Exercise goal: List every line in the entries below that contains the string "axis". Case counts.

─── Task material

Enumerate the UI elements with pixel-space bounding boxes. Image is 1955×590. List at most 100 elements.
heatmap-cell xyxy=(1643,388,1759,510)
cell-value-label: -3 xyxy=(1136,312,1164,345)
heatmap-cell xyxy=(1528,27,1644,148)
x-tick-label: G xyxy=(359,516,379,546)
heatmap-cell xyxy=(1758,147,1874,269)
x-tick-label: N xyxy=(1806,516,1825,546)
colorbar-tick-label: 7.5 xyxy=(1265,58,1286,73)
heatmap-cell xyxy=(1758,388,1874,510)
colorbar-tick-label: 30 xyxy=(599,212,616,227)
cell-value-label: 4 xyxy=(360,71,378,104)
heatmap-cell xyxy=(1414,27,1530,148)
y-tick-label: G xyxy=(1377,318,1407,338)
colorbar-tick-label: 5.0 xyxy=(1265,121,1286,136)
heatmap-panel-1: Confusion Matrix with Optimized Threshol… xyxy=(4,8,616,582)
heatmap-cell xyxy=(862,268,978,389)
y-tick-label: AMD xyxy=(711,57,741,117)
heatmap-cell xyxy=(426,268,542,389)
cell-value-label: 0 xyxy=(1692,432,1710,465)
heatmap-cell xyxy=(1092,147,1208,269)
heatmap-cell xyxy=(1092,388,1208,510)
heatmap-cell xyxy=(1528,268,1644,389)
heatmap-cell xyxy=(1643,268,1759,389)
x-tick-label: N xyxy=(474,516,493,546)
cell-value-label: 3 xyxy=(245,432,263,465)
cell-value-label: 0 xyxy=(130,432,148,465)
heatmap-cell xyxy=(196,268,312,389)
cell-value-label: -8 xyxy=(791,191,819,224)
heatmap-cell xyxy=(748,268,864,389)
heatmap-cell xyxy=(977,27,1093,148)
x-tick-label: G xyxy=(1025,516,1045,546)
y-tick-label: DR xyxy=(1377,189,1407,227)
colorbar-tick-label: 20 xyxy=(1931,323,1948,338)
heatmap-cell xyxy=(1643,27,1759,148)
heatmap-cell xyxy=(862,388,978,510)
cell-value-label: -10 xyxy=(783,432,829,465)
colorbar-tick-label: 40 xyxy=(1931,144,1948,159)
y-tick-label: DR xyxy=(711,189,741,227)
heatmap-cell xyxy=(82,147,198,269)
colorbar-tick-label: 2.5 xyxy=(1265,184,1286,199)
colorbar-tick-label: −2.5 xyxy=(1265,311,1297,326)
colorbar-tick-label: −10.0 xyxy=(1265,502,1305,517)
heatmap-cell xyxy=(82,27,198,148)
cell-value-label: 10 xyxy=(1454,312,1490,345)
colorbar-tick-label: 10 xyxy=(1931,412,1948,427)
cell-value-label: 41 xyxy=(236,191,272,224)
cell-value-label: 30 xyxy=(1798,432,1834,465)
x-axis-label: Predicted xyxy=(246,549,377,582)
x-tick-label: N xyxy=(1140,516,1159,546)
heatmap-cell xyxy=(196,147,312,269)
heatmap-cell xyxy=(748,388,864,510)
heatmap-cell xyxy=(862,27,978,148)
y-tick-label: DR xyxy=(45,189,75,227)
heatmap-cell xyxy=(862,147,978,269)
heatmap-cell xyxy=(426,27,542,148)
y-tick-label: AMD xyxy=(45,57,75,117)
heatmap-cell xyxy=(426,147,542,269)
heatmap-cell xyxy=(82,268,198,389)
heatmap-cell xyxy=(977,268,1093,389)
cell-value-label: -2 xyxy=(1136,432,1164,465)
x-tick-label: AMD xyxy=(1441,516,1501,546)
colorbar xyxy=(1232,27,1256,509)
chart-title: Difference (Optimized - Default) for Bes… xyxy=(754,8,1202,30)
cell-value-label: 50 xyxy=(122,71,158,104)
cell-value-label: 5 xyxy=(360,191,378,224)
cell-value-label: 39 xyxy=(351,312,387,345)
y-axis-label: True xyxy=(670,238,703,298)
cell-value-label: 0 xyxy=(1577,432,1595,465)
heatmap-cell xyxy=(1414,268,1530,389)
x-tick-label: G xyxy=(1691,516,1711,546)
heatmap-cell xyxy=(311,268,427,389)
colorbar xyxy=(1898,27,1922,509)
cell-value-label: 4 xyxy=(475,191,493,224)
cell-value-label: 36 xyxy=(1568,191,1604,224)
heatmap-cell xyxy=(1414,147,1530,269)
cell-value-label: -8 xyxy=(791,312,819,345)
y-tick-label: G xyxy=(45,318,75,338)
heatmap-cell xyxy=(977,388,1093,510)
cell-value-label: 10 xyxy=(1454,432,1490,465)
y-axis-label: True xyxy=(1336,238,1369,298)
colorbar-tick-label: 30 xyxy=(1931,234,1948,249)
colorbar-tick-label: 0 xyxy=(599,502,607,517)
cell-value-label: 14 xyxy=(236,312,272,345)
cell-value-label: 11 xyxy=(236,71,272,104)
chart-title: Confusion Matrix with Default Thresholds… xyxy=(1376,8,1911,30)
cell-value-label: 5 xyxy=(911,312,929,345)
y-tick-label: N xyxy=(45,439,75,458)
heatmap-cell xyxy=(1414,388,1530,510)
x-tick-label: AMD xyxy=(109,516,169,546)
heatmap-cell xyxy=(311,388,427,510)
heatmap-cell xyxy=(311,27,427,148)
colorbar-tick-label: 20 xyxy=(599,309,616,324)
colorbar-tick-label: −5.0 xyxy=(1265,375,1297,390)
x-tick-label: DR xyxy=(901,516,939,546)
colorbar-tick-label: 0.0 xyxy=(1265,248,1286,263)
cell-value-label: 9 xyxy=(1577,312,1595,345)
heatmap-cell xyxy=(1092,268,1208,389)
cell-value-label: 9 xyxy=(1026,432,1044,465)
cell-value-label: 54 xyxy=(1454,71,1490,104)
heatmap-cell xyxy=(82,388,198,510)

──────

Worked solution:
x-axis-label: Predicted xyxy=(246,549,377,582)
y-axis-label: True xyxy=(670,238,703,298)
y-axis-label: True xyxy=(1336,238,1369,298)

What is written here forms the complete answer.